## REQUIREMENTS
Please give the data from its start down to the line containing "site-pcii[interactable]: PciI bbox=[314, 140, 339, 154]", both ends included, as a Markdown table with the columns Row and Line, leaving out any blank lines.

## DATA SUPPLIED

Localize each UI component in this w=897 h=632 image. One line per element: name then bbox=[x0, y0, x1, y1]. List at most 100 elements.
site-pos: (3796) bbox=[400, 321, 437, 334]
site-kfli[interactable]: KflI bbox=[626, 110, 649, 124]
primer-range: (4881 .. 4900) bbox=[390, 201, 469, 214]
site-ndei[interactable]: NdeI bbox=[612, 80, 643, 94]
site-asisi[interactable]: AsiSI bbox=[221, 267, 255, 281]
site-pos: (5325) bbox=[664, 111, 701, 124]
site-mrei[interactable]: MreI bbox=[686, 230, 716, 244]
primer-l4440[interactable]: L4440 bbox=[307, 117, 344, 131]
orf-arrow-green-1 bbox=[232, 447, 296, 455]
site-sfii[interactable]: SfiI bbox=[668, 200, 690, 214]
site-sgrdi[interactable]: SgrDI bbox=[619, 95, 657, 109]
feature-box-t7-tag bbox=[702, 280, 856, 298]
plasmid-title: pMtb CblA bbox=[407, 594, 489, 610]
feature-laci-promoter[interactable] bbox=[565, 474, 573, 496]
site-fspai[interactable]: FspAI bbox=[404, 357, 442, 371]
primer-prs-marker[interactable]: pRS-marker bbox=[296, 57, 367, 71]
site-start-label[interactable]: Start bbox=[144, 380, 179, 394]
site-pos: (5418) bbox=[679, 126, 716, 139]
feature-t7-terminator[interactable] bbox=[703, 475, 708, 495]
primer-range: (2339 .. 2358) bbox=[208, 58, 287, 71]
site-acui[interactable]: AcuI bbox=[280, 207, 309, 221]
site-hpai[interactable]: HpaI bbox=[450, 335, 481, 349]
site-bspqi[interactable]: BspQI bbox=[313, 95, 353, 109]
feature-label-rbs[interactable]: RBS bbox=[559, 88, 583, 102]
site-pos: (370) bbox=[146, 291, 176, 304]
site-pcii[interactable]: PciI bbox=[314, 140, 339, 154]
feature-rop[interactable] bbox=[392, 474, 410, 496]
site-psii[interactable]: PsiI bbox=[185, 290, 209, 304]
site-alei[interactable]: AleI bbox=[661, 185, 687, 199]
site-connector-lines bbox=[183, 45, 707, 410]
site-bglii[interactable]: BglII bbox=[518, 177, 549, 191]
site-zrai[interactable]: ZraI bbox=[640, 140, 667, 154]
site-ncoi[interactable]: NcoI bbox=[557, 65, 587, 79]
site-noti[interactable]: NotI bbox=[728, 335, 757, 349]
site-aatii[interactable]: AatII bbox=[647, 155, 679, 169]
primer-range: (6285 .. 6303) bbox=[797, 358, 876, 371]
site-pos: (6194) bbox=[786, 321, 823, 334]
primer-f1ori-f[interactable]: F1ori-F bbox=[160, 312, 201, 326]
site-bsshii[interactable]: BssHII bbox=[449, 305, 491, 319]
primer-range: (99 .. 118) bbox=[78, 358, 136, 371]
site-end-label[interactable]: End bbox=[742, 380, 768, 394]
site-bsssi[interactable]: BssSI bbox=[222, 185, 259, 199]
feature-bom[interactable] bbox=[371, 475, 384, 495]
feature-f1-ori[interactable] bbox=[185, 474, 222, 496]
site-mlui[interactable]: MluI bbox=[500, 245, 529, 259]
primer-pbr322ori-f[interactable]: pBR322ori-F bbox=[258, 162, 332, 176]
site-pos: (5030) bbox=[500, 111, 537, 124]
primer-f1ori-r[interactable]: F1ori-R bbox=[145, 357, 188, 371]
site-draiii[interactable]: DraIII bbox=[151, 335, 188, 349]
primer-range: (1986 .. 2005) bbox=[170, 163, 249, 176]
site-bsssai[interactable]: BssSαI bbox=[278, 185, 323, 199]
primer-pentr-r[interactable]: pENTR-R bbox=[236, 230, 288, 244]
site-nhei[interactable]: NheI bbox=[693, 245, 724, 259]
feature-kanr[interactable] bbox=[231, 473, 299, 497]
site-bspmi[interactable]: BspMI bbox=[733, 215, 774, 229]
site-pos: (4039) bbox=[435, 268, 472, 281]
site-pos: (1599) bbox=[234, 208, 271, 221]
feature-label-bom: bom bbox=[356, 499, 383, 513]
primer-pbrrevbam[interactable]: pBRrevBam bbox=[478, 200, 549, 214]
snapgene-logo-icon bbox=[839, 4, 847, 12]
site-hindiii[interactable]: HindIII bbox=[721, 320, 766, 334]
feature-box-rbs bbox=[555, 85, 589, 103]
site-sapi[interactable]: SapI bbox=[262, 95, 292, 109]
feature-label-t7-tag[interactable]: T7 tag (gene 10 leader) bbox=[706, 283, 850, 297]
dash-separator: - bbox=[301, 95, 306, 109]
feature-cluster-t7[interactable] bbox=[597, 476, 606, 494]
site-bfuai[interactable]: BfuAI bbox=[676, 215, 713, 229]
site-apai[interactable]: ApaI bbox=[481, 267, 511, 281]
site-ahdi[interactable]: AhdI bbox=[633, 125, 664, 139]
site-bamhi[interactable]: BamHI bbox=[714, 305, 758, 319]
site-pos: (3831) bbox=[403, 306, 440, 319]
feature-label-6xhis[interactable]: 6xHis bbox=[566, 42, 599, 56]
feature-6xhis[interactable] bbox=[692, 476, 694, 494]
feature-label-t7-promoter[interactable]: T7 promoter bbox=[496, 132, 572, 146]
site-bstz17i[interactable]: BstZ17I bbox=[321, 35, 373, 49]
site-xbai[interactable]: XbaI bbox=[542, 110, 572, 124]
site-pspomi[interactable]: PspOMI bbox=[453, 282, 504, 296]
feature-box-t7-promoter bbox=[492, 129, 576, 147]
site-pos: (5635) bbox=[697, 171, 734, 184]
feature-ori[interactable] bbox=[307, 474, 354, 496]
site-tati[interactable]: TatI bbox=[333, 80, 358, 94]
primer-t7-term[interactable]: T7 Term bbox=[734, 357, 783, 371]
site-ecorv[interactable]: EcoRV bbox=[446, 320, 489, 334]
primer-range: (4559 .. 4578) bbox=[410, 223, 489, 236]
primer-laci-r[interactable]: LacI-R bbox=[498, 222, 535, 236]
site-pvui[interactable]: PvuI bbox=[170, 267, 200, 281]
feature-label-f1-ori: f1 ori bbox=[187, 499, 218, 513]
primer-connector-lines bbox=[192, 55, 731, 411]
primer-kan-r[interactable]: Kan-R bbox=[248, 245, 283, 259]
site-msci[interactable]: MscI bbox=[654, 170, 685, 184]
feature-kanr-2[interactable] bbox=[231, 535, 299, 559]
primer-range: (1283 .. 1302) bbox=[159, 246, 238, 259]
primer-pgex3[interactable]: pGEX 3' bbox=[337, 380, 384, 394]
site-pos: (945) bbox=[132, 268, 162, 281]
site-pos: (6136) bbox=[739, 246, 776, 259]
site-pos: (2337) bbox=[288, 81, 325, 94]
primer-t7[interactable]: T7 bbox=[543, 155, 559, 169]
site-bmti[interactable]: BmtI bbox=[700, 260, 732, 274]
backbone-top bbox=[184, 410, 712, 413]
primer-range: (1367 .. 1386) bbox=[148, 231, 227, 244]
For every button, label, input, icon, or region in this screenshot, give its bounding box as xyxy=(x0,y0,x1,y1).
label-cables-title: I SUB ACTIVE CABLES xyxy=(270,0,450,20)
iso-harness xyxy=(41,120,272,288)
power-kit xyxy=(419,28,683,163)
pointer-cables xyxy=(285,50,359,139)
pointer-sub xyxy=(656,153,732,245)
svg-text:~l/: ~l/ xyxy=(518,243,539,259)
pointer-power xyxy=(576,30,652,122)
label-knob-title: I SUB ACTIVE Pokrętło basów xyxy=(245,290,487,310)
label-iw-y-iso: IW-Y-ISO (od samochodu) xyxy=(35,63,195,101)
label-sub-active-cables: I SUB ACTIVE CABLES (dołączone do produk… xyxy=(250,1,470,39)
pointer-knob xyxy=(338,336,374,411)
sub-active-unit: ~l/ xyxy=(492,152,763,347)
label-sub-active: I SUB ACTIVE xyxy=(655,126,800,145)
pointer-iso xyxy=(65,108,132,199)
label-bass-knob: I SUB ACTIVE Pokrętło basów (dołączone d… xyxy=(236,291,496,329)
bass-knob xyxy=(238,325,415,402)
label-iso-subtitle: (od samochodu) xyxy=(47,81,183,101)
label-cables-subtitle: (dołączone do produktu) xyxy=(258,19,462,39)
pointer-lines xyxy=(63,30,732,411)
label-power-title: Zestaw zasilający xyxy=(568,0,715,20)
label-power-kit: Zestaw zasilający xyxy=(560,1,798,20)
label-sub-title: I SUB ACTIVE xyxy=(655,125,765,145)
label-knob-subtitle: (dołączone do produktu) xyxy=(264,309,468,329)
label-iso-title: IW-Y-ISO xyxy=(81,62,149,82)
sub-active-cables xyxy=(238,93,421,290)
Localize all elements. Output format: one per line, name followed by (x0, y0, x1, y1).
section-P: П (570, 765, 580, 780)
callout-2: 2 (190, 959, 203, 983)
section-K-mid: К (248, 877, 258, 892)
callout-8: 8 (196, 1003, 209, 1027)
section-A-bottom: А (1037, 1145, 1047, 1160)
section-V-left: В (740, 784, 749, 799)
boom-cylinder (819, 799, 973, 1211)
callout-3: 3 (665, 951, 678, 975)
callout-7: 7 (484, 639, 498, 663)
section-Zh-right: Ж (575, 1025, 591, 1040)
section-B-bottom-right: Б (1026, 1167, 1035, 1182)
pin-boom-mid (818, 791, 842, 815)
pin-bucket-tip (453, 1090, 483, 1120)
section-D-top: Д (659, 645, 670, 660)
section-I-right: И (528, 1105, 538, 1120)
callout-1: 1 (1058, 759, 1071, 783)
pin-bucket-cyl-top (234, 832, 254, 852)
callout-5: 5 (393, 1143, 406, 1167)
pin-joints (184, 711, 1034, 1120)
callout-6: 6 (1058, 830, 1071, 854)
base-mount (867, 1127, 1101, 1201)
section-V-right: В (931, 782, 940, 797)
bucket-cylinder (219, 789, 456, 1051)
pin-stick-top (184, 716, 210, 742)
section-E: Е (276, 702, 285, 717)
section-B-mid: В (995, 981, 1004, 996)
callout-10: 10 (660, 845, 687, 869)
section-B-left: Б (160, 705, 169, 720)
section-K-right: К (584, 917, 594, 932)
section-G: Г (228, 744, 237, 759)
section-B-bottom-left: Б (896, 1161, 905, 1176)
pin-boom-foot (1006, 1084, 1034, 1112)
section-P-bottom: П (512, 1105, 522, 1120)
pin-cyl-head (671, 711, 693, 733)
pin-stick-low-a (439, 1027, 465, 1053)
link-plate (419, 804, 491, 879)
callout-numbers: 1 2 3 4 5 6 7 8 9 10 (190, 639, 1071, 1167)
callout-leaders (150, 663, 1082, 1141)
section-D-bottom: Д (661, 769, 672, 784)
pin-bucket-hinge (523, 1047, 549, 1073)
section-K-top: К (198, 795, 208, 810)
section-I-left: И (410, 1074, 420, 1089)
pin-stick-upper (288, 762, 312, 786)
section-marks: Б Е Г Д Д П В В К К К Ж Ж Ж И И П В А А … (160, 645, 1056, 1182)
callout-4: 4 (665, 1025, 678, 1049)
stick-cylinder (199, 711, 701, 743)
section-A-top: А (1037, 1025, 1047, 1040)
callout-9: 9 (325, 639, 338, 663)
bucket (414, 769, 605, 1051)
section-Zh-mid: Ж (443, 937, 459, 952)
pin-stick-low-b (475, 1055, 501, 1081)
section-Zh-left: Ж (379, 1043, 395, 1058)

## WRITTEN REPLY
| Row | Line |
|---|---|
| 1 | Localize each UI component in this w=897 h=632 image. One line per element: name then bbox=[x0, y0, x1, y1]. List at most 100 elements. |
| 2 | site-pos: (3796) bbox=[400, 321, 437, 334] |
| 3 | site-kfli[interactable]: KflI bbox=[626, 110, 649, 124] |
| 4 | primer-range: (4881 .. 4900) bbox=[390, 201, 469, 214] |
| 5 | site-ndei[interactable]: NdeI bbox=[612, 80, 643, 94] |
| 6 | site-asisi[interactable]: AsiSI bbox=[221, 267, 255, 281] |
| 7 | site-pos: (5325) bbox=[664, 111, 701, 124] |
| 8 | site-mrei[interactable]: MreI bbox=[686, 230, 716, 244] |
| 9 | primer-l4440[interactable]: L4440 bbox=[307, 117, 344, 131] |
| 10 | orf-arrow-green-1 bbox=[232, 447, 296, 455] |
| 11 | site-sfii[interactable]: SfiI bbox=[668, 200, 690, 214] |
| 12 | site-sgrdi[interactable]: SgrDI bbox=[619, 95, 657, 109] |
| 13 | feature-box-t7-tag bbox=[702, 280, 856, 298] |
| 14 | plasmid-title: pMtb CblA bbox=[407, 594, 489, 610] |
| 15 | feature-laci-promoter[interactable] bbox=[565, 474, 573, 496] |
| 16 | site-fspai[interactable]: FspAI bbox=[404, 357, 442, 371] |
| 17 | primer-prs-marker[interactable]: pRS-marker bbox=[296, 57, 367, 71] |
| 18 | site-start-label[interactable]: Start bbox=[144, 380, 179, 394] |
| 19 | site-pos: (5418) bbox=[679, 126, 716, 139] |
| 20 | feature-t7-terminator[interactable] bbox=[703, 475, 708, 495] |
| 21 | primer-range: (2339 .. 2358) bbox=[208, 58, 287, 71] |
| 22 | site-acui[interactable]: AcuI bbox=[280, 207, 309, 221] |
| 23 | site-hpai[interactable]: HpaI bbox=[450, 335, 481, 349] |
| 24 | site-bspqi[interactable]: BspQI bbox=[313, 95, 353, 109] |
| 25 | feature-label-rbs[interactable]: RBS bbox=[559, 88, 583, 102] |
| 26 | site-pos: (370) bbox=[146, 291, 176, 304] |
| 27 | site-pcii[interactable]: PciI bbox=[314, 140, 339, 154] |